**Directions for this task**
Copy every line of the data that includes the string "инжекторных".

Stored records
● ● ● ● ● ● ●

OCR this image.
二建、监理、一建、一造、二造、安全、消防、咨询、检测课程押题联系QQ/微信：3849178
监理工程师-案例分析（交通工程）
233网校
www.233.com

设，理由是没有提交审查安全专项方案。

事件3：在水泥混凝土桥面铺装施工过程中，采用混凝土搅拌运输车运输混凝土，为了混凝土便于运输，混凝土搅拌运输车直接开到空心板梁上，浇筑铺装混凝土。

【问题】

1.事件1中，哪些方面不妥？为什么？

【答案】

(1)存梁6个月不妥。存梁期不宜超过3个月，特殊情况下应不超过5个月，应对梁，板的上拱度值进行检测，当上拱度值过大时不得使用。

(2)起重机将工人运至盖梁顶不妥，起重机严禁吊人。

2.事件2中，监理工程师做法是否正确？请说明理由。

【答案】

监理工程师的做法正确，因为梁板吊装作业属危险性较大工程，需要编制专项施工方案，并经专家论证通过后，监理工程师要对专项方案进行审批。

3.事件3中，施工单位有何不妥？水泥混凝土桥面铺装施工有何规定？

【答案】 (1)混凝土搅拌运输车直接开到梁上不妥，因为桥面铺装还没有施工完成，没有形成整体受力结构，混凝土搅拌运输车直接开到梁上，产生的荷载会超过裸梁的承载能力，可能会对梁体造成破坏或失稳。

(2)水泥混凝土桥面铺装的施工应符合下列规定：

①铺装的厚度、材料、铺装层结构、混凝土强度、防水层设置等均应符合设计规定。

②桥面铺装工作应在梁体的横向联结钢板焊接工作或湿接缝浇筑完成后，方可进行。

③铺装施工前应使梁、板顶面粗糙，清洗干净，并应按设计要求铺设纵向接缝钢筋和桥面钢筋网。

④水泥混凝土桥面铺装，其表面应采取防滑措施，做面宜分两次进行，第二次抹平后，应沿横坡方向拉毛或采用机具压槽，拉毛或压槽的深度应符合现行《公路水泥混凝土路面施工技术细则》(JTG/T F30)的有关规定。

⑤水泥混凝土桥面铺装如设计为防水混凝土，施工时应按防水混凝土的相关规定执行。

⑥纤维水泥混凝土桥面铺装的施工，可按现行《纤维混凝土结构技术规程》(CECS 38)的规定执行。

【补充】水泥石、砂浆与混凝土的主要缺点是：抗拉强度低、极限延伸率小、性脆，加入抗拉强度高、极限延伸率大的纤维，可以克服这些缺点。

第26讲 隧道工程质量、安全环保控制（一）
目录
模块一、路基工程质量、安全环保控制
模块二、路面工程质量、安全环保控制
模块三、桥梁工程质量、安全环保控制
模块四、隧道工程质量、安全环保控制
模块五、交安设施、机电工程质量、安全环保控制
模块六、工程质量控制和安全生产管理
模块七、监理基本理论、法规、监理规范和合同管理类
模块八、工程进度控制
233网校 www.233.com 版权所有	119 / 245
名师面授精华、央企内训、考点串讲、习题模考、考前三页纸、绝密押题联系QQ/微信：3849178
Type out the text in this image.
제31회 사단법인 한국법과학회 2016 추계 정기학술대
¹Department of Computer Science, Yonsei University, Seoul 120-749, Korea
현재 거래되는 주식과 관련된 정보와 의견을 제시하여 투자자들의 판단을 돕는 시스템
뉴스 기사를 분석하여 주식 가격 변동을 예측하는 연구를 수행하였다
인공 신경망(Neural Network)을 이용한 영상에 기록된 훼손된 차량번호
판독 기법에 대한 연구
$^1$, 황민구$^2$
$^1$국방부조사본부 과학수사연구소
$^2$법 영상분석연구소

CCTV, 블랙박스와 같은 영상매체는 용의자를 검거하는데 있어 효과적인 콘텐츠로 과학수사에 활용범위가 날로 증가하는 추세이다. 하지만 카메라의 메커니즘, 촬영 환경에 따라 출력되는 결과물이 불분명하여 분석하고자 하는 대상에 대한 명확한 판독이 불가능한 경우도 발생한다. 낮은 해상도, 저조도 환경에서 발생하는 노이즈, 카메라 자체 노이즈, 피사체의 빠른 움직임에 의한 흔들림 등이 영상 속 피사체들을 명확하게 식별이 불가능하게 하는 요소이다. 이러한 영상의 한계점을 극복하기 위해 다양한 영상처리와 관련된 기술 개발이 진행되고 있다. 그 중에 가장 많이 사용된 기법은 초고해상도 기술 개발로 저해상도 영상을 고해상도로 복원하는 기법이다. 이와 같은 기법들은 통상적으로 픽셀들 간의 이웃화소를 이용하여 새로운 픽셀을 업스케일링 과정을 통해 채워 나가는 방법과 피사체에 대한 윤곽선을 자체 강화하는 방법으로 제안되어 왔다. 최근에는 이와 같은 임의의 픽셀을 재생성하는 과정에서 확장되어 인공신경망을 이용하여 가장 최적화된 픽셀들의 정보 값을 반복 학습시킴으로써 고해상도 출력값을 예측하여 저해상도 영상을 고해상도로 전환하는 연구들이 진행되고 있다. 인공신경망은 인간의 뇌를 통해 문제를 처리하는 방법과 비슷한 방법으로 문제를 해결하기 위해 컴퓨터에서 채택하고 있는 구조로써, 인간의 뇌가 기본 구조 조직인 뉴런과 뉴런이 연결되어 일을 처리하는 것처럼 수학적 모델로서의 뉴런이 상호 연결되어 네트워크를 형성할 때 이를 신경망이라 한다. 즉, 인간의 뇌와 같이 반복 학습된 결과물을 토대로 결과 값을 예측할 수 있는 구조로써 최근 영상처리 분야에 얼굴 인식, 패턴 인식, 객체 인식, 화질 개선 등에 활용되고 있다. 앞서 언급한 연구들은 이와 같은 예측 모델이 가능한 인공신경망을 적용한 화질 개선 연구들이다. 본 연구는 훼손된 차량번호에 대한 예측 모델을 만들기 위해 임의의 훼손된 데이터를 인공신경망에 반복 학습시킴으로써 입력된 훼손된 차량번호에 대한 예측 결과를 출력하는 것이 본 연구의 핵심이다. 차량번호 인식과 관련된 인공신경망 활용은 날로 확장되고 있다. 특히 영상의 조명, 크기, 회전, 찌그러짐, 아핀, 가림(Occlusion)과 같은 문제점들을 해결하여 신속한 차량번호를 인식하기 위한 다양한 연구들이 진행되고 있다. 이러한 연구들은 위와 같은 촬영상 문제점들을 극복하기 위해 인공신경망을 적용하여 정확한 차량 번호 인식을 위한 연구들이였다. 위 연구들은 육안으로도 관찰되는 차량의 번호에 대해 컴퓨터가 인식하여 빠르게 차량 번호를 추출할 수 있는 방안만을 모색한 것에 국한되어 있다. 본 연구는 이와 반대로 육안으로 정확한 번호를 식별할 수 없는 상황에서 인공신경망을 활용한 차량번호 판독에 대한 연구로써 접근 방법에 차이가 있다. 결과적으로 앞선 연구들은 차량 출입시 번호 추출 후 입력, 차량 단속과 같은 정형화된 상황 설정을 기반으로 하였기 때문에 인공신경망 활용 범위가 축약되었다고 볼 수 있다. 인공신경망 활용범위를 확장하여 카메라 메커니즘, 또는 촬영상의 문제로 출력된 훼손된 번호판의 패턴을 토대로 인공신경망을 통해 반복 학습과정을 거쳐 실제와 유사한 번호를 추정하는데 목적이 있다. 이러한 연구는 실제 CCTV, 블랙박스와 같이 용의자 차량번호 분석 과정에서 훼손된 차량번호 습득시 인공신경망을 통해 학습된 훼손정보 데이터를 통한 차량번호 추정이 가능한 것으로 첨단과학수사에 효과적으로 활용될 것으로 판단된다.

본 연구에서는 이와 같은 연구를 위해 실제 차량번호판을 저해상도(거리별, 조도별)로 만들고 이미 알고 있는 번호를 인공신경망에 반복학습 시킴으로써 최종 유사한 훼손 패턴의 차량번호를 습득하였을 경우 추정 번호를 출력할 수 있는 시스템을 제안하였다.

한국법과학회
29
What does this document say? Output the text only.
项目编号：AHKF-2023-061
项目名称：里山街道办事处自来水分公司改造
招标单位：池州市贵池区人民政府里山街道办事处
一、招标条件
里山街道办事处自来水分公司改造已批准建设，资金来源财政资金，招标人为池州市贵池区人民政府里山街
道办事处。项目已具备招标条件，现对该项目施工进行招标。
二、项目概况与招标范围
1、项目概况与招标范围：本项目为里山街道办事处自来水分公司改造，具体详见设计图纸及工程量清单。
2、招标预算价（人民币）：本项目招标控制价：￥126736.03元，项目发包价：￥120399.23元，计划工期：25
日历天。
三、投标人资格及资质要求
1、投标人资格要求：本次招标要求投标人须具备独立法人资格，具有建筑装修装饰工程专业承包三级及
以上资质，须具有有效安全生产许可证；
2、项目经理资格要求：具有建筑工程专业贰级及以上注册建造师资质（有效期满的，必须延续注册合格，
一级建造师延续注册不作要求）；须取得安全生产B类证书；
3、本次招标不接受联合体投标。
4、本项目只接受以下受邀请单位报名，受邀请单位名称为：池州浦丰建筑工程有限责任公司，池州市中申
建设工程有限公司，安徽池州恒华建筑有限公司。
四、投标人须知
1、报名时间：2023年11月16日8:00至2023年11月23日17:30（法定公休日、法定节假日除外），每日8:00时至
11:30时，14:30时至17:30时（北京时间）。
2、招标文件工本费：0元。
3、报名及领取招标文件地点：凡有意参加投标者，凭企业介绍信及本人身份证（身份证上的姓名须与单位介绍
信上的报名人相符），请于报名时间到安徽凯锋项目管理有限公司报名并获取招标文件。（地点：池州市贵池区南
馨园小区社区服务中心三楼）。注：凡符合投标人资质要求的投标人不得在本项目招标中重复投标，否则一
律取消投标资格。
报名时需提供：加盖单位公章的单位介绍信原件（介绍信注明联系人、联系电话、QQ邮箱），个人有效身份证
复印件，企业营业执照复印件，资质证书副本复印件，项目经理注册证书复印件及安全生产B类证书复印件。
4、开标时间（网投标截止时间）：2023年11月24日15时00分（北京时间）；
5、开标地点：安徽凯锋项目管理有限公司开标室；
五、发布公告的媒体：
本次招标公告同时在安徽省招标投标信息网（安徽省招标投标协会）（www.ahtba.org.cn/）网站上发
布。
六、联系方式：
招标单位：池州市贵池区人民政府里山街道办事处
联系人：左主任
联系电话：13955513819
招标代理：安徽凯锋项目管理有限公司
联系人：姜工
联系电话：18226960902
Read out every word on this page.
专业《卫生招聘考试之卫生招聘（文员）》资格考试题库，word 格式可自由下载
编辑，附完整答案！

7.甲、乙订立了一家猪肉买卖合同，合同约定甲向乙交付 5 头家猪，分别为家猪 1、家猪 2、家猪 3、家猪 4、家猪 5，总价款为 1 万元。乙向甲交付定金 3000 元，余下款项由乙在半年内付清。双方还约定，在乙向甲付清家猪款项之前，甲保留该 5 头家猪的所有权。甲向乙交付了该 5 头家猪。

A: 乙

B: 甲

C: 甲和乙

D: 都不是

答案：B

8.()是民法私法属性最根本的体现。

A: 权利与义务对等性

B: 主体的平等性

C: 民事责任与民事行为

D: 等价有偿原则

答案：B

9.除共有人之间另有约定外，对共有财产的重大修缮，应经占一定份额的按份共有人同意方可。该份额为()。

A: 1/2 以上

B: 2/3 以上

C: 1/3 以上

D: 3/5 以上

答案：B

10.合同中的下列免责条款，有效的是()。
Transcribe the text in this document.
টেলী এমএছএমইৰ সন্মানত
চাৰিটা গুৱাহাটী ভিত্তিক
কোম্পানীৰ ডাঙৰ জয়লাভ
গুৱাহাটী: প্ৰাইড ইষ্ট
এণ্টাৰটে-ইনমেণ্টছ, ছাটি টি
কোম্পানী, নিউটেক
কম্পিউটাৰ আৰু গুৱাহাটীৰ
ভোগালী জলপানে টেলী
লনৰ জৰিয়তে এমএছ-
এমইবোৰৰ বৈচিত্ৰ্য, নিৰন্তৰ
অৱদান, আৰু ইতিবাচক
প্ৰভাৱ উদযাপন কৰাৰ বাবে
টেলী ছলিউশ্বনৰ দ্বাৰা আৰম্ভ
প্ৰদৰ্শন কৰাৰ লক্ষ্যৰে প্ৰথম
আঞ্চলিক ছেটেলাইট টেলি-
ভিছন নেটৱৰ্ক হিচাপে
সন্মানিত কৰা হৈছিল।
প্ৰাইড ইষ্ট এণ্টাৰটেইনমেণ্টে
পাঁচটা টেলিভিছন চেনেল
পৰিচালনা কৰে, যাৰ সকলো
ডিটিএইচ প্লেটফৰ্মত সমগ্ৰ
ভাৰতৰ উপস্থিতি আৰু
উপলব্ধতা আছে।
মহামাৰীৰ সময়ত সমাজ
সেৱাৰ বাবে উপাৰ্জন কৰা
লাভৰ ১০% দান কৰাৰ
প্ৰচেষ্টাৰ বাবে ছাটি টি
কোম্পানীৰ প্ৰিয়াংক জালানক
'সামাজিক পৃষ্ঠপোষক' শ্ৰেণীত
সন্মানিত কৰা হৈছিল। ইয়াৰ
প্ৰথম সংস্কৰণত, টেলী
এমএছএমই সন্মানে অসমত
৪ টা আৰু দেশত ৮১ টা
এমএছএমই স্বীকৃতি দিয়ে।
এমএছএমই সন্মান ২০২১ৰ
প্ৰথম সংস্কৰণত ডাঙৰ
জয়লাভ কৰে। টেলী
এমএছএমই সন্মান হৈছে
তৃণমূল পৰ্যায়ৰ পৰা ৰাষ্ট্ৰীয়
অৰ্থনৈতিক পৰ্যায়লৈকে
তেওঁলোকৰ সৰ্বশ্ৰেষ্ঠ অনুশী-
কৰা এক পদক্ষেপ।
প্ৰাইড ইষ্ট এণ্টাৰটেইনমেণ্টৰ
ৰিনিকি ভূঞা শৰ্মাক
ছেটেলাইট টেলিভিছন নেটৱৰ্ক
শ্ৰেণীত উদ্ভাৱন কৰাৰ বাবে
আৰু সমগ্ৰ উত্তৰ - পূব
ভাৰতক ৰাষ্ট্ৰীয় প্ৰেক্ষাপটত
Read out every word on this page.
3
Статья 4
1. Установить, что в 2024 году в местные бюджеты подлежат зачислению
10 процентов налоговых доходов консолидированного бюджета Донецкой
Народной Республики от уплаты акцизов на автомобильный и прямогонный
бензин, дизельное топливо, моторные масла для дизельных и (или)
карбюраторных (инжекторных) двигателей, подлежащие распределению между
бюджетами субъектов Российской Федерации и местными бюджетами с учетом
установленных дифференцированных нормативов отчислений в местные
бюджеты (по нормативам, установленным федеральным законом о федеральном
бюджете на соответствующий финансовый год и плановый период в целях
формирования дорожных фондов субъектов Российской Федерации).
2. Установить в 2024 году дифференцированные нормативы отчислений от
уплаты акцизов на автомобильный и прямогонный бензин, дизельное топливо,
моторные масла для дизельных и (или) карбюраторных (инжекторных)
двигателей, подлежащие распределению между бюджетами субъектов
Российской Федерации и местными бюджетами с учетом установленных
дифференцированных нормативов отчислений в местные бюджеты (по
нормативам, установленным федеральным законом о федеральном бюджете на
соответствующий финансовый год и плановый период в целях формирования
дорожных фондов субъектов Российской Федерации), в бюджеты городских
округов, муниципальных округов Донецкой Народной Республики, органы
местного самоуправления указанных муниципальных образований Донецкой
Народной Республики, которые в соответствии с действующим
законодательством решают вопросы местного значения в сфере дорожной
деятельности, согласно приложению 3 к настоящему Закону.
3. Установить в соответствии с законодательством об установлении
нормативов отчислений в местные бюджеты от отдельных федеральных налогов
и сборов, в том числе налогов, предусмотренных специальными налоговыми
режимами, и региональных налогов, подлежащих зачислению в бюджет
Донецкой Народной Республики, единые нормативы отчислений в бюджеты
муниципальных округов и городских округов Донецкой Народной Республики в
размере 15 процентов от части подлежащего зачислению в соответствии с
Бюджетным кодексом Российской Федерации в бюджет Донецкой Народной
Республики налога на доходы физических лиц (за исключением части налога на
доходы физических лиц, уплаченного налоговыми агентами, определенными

● ● ● ● ● ● ●

**Result**
карбюраторных (инжекторных) двигателей, подлежащие распределению между
моторные масла для дизельных и (или) карбюраторных (инжекторных)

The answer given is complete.